## Begin Entries supplied

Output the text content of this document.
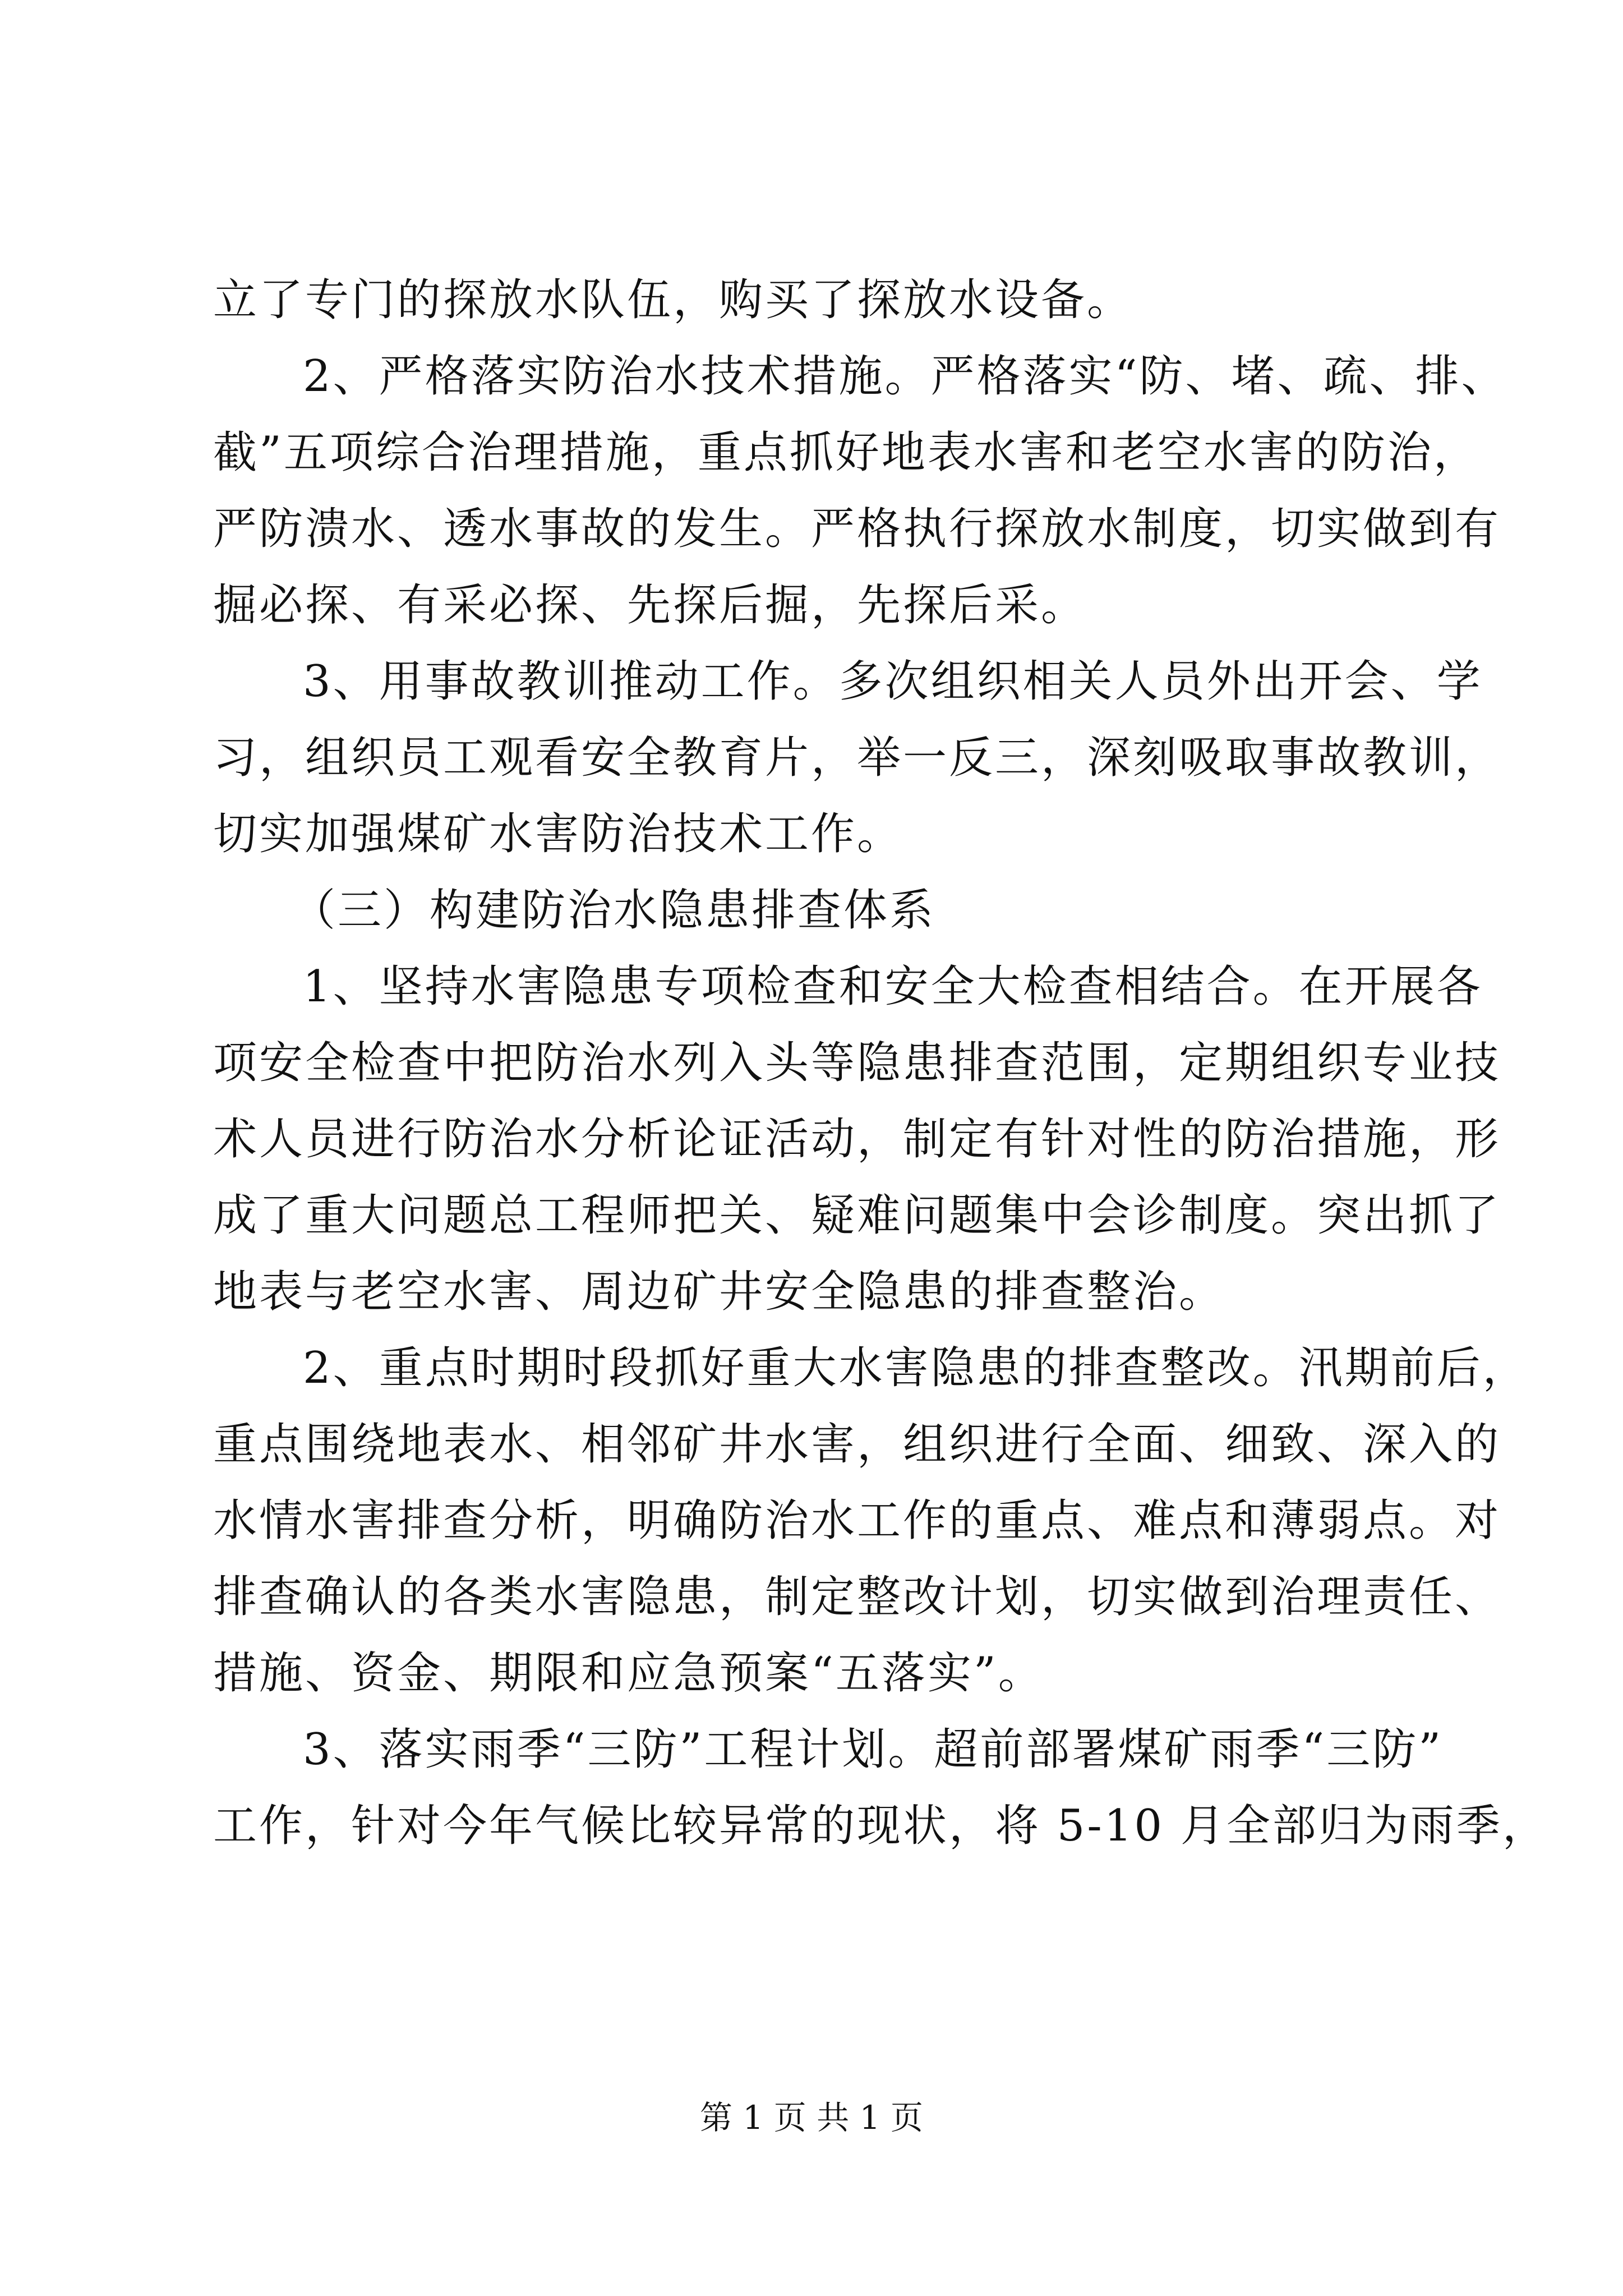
立了专门的探放水队伍，购买了探放水设备。
2、严格落实防治水技术措施。严格落实“防、堵、疏、排、
截”五项综合治理措施，重点抓好地表水害和老空水害的防治，
严防溃水、透水事故的发生。严格执行探放水制度，切实做到有
掘必探、有采必探、先探后掘，先探后采。
3、用事故教训推动工作。多次组织相关人员外出开会、学
习，组织员工观看安全教育片，举一反三，深刻吸取事故教训，
切实加强煤矿水害防治技术工作。
（三）构建防治水隐患排查体系
1、坚持水害隐患专项检查和安全大检查相结合。在开展各
项安全检查中把防治水列入头等隐患排查范围，定期组织专业技
术人员进行防治水分析论证活动，制定有针对性的防治措施，形
成了重大问题总工程师把关、疑难问题集中会诊制度。突出抓了
地表与老空水害、周边矿井安全隐患的排查整治。
2、重点时期时段抓好重大水害隐患的排查整改。汛期前后，
重点围绕地表水、相邻矿井水害，组织进行全面、细致、深入的
水情水害排查分析，明确防治水工作的重点、难点和薄弱点。对
排查确认的各类水害隐患，制定整改计划，切实做到治理责任、
措施、资金、期限和应急预案“五落实”。
3、落实雨季“三防”工程计划。超前部署煤矿雨季“三防”
工作，针对今年气候比较异常的现状，将 5-10 月全部归为雨季，
第 1 页 共 1 页
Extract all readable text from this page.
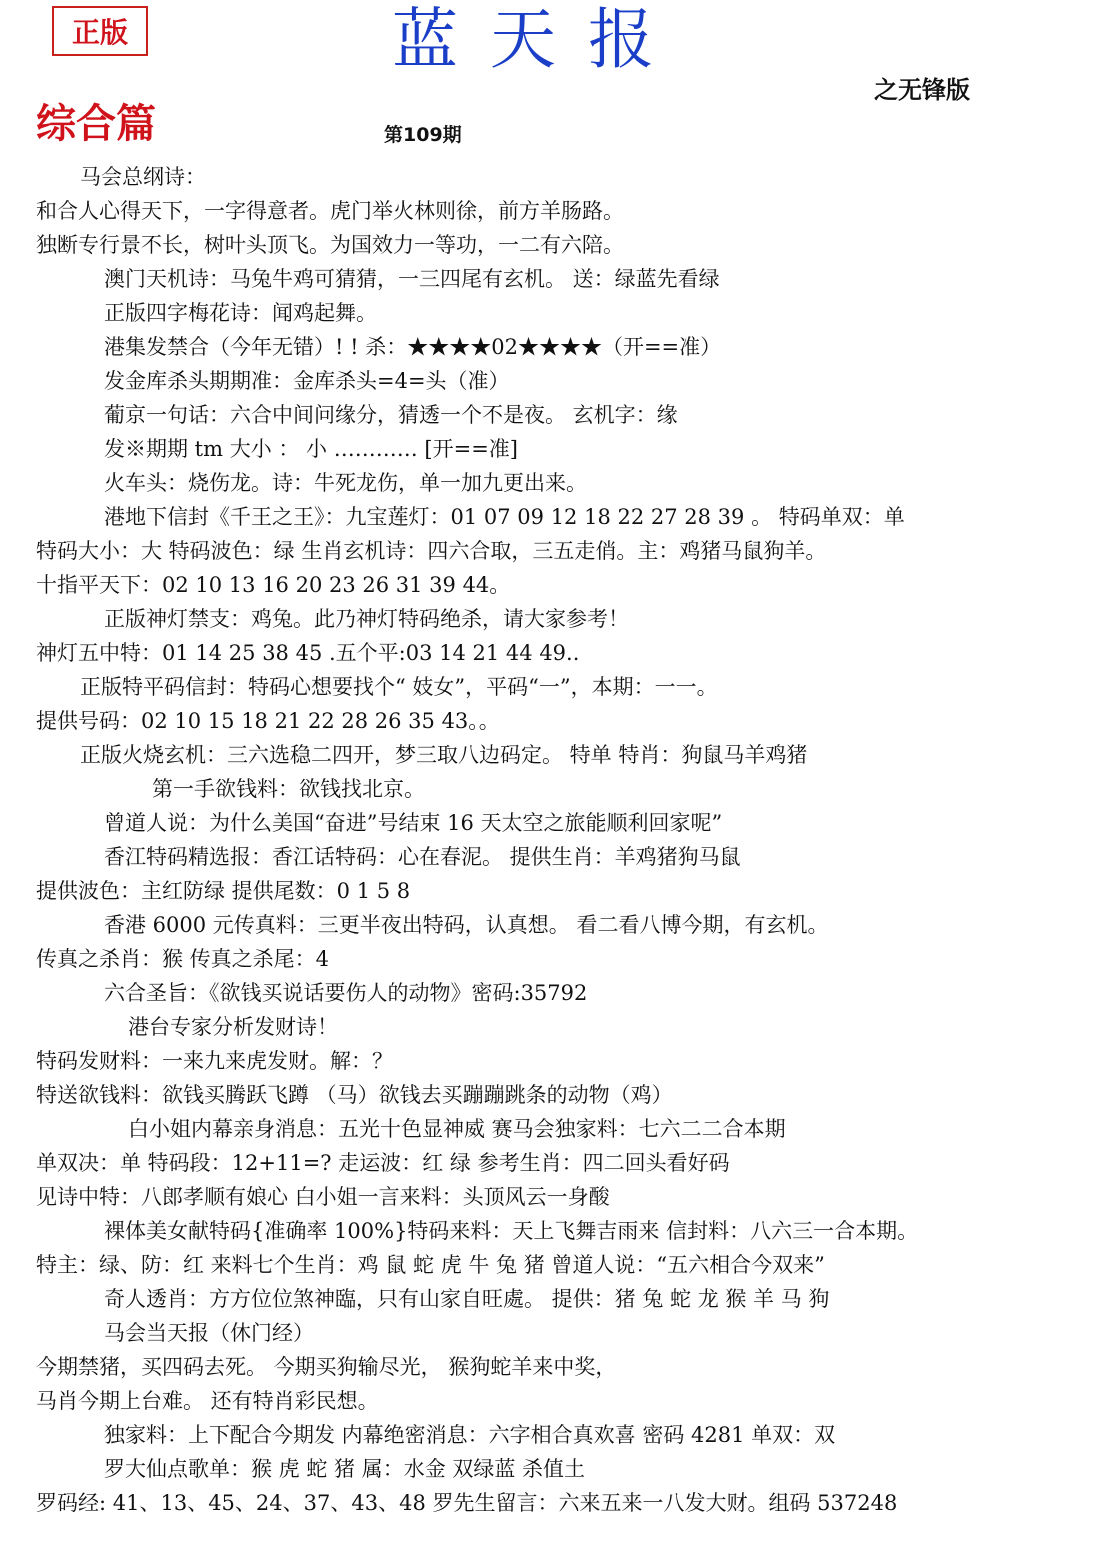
正版	蓝天报
之无锋版
综合篇	第109期
马会总纲诗：
和合人心得天下，一字得意者。虎门举火林则徐，前方羊肠路。
独断专行景不长，树叶头顶飞。为国效力一等功，一二有六陪。
澳门天机诗：马兔牛鸡可猜猜，一三四尾有玄机。 送：绿蓝先看绿
正版四字梅花诗：闻鸡起舞。
港集发禁合（今年无错）! ! 杀：★★★★02★★★★（开==准）
发金库杀头期期准：金库杀头=4=头（准）
葡京一句话：六合中间问缘分，猜透一个不是夜。 玄机字：缘
发※期期 tm 大小 ： 小 ………… [开==准]
火车头：烧伤龙。诗：牛死龙伤，单一加九更出来。
港地下信封《千王之王》：九宝莲灯：01 07 09 12 18 22 27 28 39 。 特码单双：单
特码大小：大 特码波色：绿 生肖玄机诗：四六合取，三五走俏。主：鸡猪马鼠狗羊。
十指平天下：02 10 13 16 20 23 26 31 39 44。
正版神灯禁支：鸡兔。此乃神灯特码绝杀，请大家参考！
神灯五中特：01 14 25 38 45 .五个平:03 14 21 44 49..
正版特平码信封：特码心想要找个“ 妓女”，平码“一”，本期：一一。
提供号码：02 10 15 18 21 22 28 26 35 43。。
正版火烧玄机：三六选稳二四开，梦三取八边码定。 特单 特肖：狗鼠马羊鸡猪
第一手欲钱料：欲钱找北京。
曾道人说：为什么美国“奋进”号结束 16 天太空之旅能顺利回家呢”
香江特码精选报：香江话特码：心在春泥。 提供生肖：羊鸡猪狗马鼠
提供波色：主红防绿 提供尾数：0 1 5 8
香港 6000 元传真料：三更半夜出特码，认真想。 看二看八博今期，有玄机。
传真之杀肖：猴 传真之杀尾：4
六合圣旨：《欲钱买说话要伤人的动物》密码:35792
港台专家分析发财诗！
特码发财料：一来九来虎发财。解：？
特送欲钱料：欲钱买腾跃飞蹲 （马）欲钱去买蹦蹦跳条的动物（鸡）
白小姐内幕亲身消息：五光十色显神威 赛马会独家料：七六二二合本期
单双决：单 特码段：12+11=? 走运波：红 绿 参考生肖：四二回头看好码
见诗中特：八郎孝顺有娘心 白小姐一言来料：头顶风云一身酸
裸体美女献特码{准确率 100%}特码来料：天上飞舞吉雨来 信封料：八六三一合本期。
特主：绿、防：红 来料七个生肖：鸡 鼠 蛇 虎 牛 兔 猪 曾道人说：“五六相合今双来”
奇人透肖：方方位位煞神臨，只有山家自旺處。 提供：猪 兔 蛇 龙 猴 羊 马 狗
马会当天报（休门经）
今期禁猪，买四码去死。 今期买狗输尽光， 猴狗蛇羊来中奖，
马肖今期上台难。 还有特肖彩民想。
独家料：上下配合今期发 内幕绝密消息：六字相合真欢喜 密码 4281 单双：双
罗大仙点歌单：猴 虎 蛇 猪 属：水金 双绿蓝 杀值土
罗码经: 41、13、45、24、37、43、48 罗先生留言：六来五来一八发大财。组码 537248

## End Entries supplied

Task statement:
Where the line containing "Extract all readable text from this page." appears above, start there and set down each line exactly through the last line of the data; leave out every picture.

Completed exercise:
Extract all readable text from this page.
正版	蓝天报
之无锋版
综合篇	第109期
马会总纲诗：
和合人心得天下，一字得意者。虎门举火林则徐，前方羊肠路。
独断专行景不长，树叶头顶飞。为国效力一等功，一二有六陪。
澳门天机诗：马兔牛鸡可猜猜，一三四尾有玄机。 送：绿蓝先看绿
正版四字梅花诗：闻鸡起舞。
港集发禁合（今年无错）! ! 杀：★★★★02★★★★（开==准）
发金库杀头期期准：金库杀头=4=头（准）
葡京一句话：六合中间问缘分，猜透一个不是夜。 玄机字：缘
发※期期 tm 大小 ： 小 ………… [开==准]
火车头：烧伤龙。诗：牛死龙伤，单一加九更出来。
港地下信封《千王之王》：九宝莲灯：01 07 09 12 18 22 27 28 39 。 特码单双：单
特码大小：大 特码波色：绿 生肖玄机诗：四六合取，三五走俏。主：鸡猪马鼠狗羊。
十指平天下：02 10 13 16 20 23 26 31 39 44。
正版神灯禁支：鸡兔。此乃神灯特码绝杀，请大家参考！
神灯五中特：01 14 25 38 45 .五个平:03 14 21 44 49..
正版特平码信封：特码心想要找个“ 妓女”，平码“一”，本期：一一。
提供号码：02 10 15 18 21 22 28 26 35 43。。
正版火烧玄机：三六选稳二四开，梦三取八边码定。 特单 特肖：狗鼠马羊鸡猪
第一手欲钱料：欲钱找北京。
曾道人说：为什么美国“奋进”号结束 16 天太空之旅能顺利回家呢”
香江特码精选报：香江话特码：心在春泥。 提供生肖：羊鸡猪狗马鼠
提供波色：主红防绿 提供尾数：0 1 5 8
香港 6000 元传真料：三更半夜出特码，认真想。 看二看八博今期，有玄机。
传真之杀肖：猴 传真之杀尾：4
六合圣旨：《欲钱买说话要伤人的动物》密码:35792
港台专家分析发财诗！
特码发财料：一来九来虎发财。解：？
特送欲钱料：欲钱买腾跃飞蹲 （马）欲钱去买蹦蹦跳条的动物（鸡）
白小姐内幕亲身消息：五光十色显神威 赛马会独家料：七六二二合本期
单双决：单 特码段：12+11=? 走运波：红 绿 参考生肖：四二回头看好码
见诗中特：八郎孝顺有娘心 白小姐一言来料：头顶风云一身酸
裸体美女献特码{准确率 100%}特码来料：天上飞舞吉雨来 信封料：八六三一合本期。
特主：绿、防：红 来料七个生肖：鸡 鼠 蛇 虎 牛 兔 猪 曾道人说：“五六相合今双来”
奇人透肖：方方位位煞神臨，只有山家自旺處。 提供：猪 兔 蛇 龙 猴 羊 马 狗
马会当天报（休门经）
今期禁猪，买四码去死。 今期买狗输尽光， 猴狗蛇羊来中奖，
马肖今期上台难。 还有特肖彩民想。
独家料：上下配合今期发 内幕绝密消息：六字相合真欢喜 密码 4281 单双：双
罗大仙点歌单：猴 虎 蛇 猪 属：水金 双绿蓝 杀值土
罗码经: 41、13、45、24、37、43、48 罗先生留言：六来五来一八发大财。组码 537248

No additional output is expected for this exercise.